--- Data to use ---

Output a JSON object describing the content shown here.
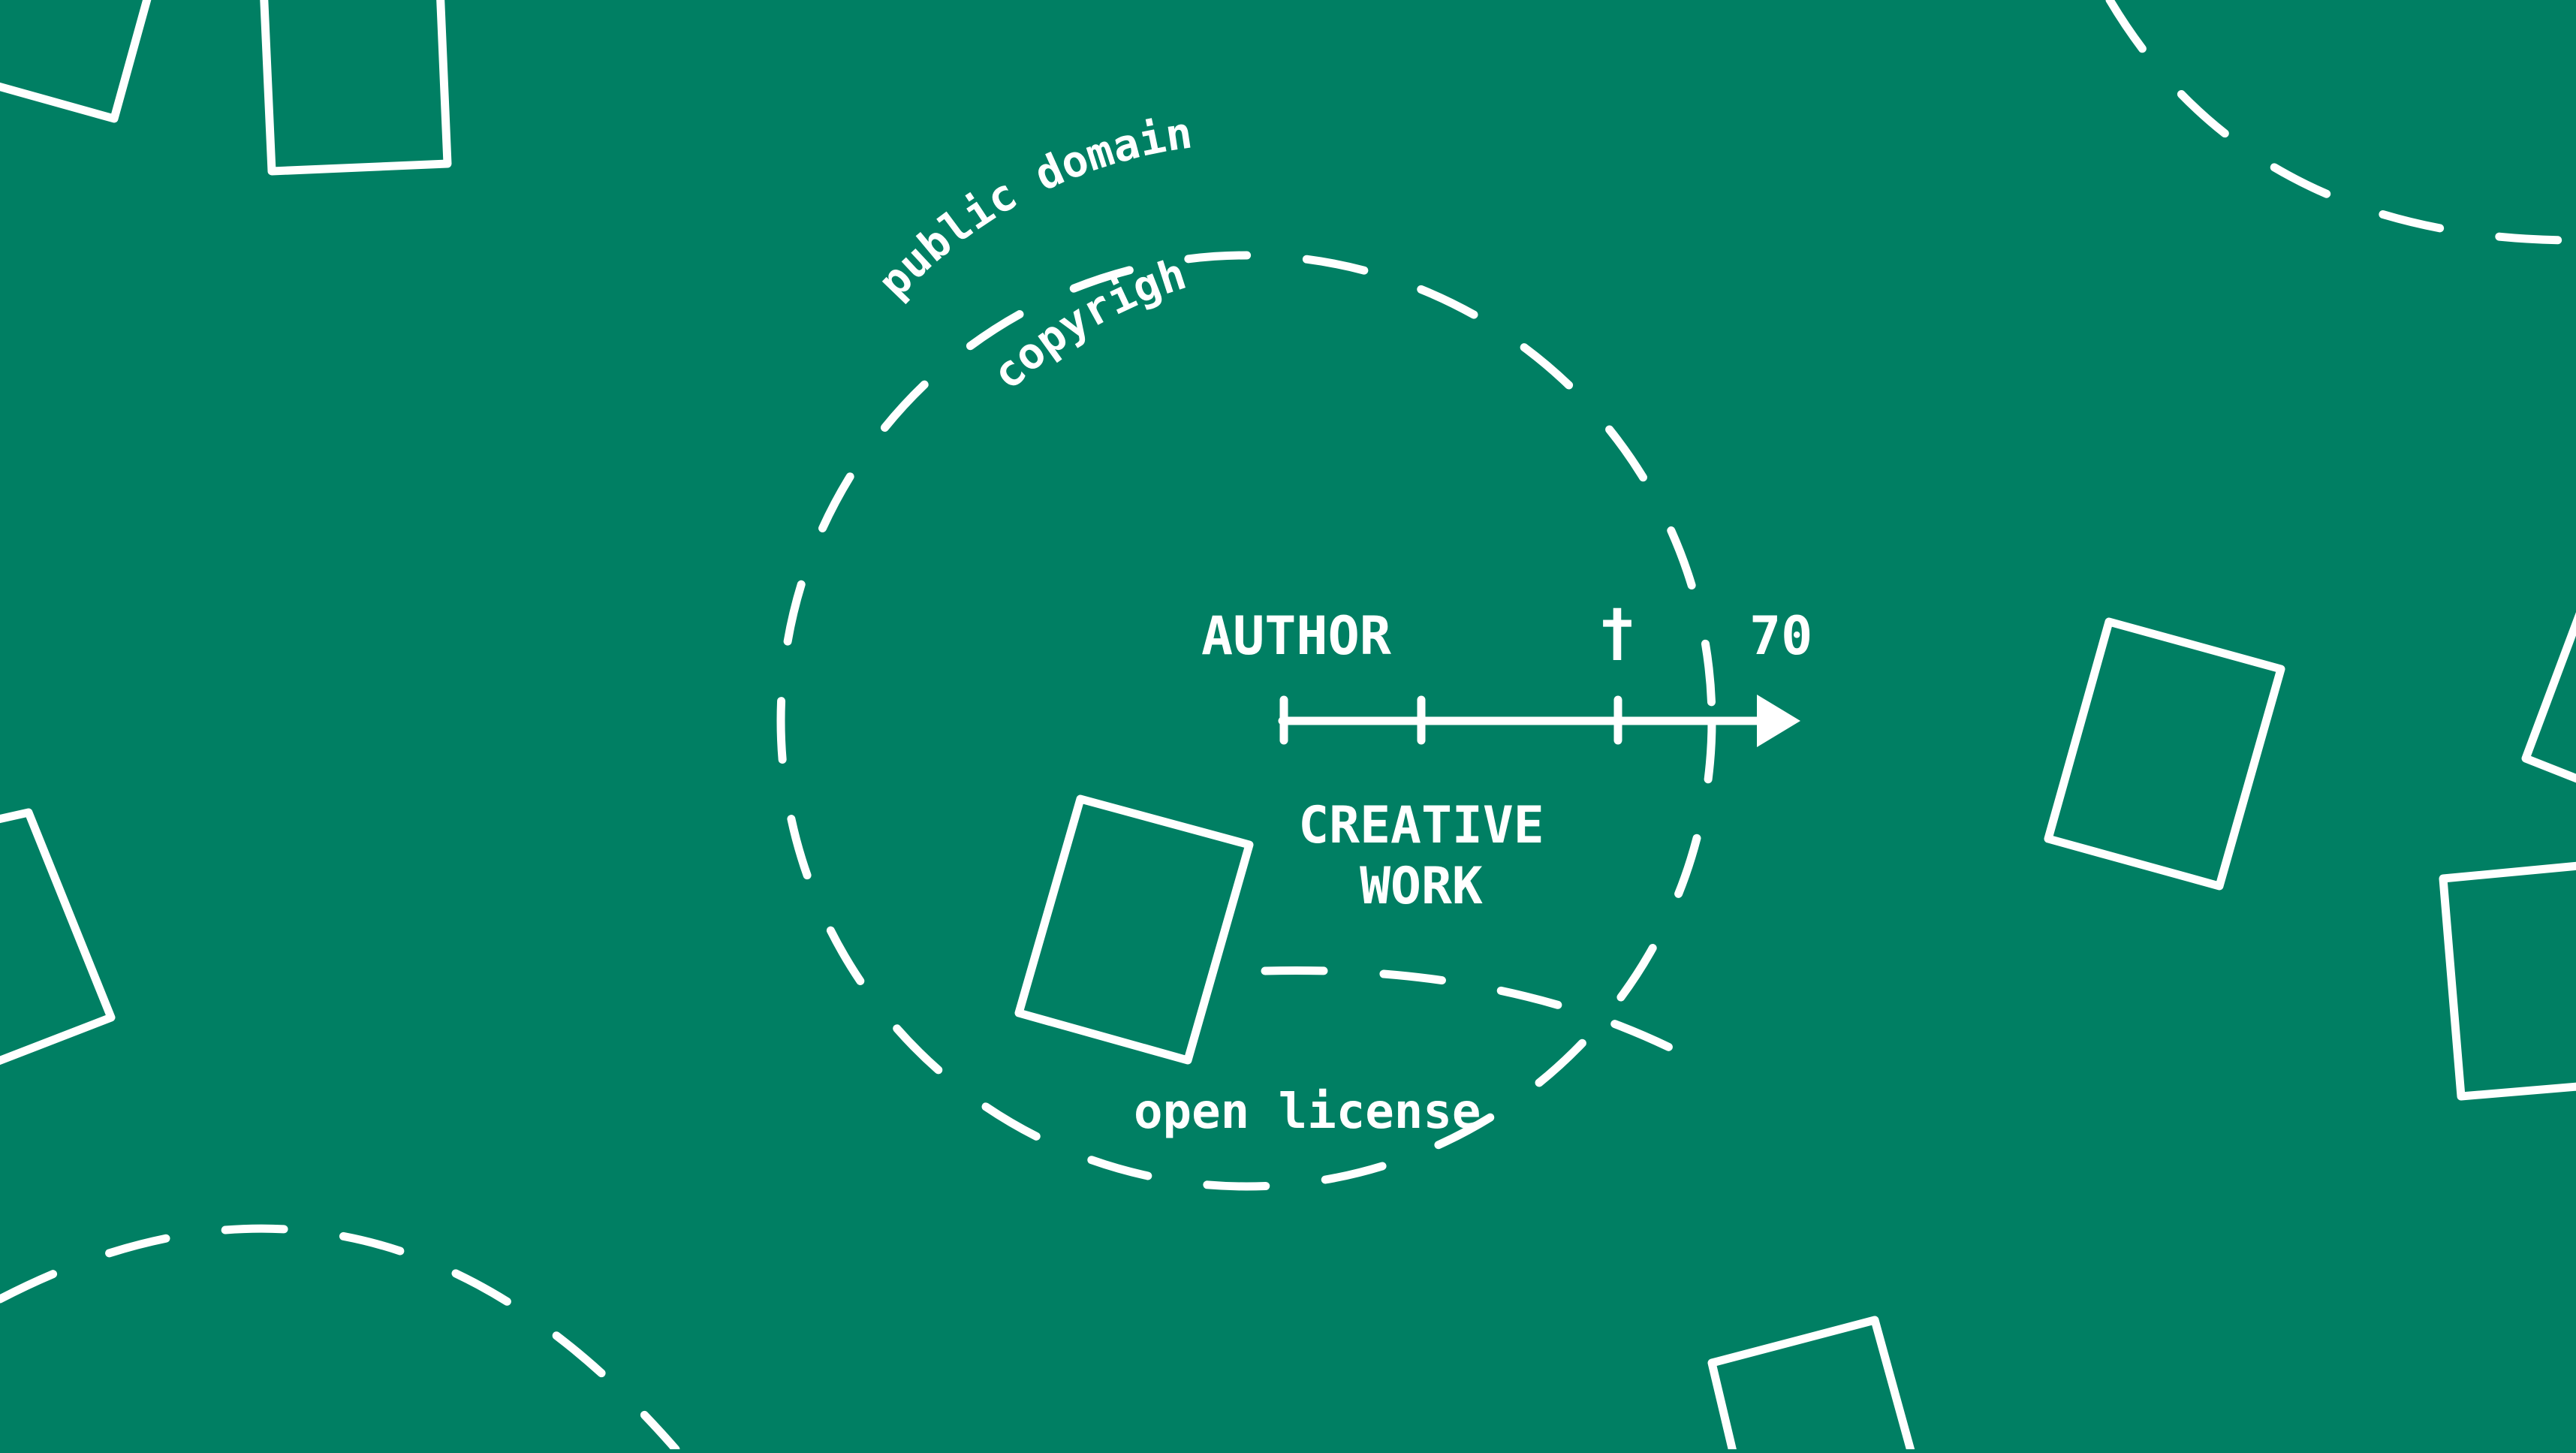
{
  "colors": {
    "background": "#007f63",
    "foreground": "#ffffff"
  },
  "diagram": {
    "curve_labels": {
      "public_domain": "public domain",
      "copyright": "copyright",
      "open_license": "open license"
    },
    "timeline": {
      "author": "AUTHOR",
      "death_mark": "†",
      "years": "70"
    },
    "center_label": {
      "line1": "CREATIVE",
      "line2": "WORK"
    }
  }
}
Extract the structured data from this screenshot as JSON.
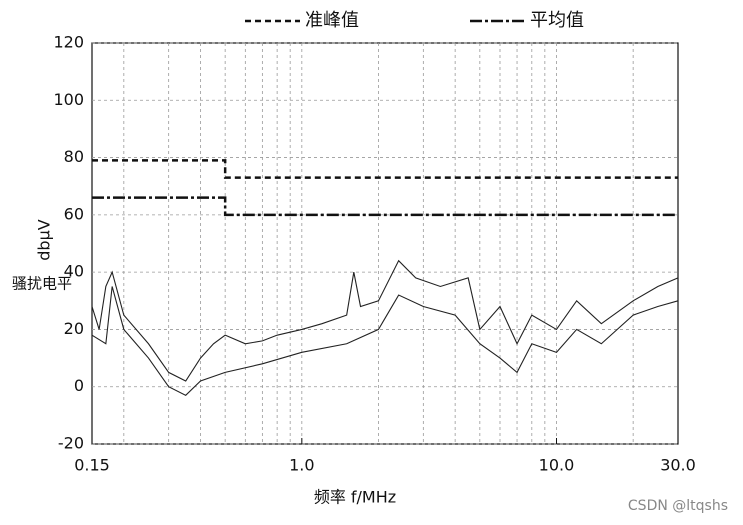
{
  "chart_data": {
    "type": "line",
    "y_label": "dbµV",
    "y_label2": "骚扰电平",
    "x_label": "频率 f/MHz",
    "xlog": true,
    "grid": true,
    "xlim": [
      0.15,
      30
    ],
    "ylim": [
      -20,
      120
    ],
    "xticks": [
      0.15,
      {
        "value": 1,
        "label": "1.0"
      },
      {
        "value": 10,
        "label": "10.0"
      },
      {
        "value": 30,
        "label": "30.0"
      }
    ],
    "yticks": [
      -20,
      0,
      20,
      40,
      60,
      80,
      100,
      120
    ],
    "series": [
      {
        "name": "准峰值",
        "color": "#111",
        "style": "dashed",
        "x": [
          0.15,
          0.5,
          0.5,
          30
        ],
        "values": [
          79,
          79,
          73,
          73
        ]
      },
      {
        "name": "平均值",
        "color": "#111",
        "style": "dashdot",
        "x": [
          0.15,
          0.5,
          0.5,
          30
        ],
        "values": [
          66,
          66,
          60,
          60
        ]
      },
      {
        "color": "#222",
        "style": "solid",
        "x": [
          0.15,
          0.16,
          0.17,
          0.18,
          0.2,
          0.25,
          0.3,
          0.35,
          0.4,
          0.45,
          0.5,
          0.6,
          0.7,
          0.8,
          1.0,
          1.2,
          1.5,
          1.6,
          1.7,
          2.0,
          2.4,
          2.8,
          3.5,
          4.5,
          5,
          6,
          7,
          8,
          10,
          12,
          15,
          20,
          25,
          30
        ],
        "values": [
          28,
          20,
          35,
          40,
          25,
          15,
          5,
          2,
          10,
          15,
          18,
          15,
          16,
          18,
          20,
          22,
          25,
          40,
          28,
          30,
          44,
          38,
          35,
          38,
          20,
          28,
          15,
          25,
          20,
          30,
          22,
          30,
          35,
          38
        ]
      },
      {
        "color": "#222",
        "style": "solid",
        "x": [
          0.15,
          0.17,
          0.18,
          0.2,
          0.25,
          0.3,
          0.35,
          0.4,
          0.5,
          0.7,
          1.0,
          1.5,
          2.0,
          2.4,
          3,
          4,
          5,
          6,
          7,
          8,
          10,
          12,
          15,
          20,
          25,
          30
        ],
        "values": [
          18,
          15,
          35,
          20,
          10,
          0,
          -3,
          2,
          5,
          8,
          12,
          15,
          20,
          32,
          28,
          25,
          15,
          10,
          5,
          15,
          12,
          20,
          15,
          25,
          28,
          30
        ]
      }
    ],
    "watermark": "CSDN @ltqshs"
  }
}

---

→ **Problem details**
Select every line where the word "JSON" occurs.

→ **Result of the task**
Output a JSON object describing the content shown here.
Extract the structured data from this screenshot as JSON.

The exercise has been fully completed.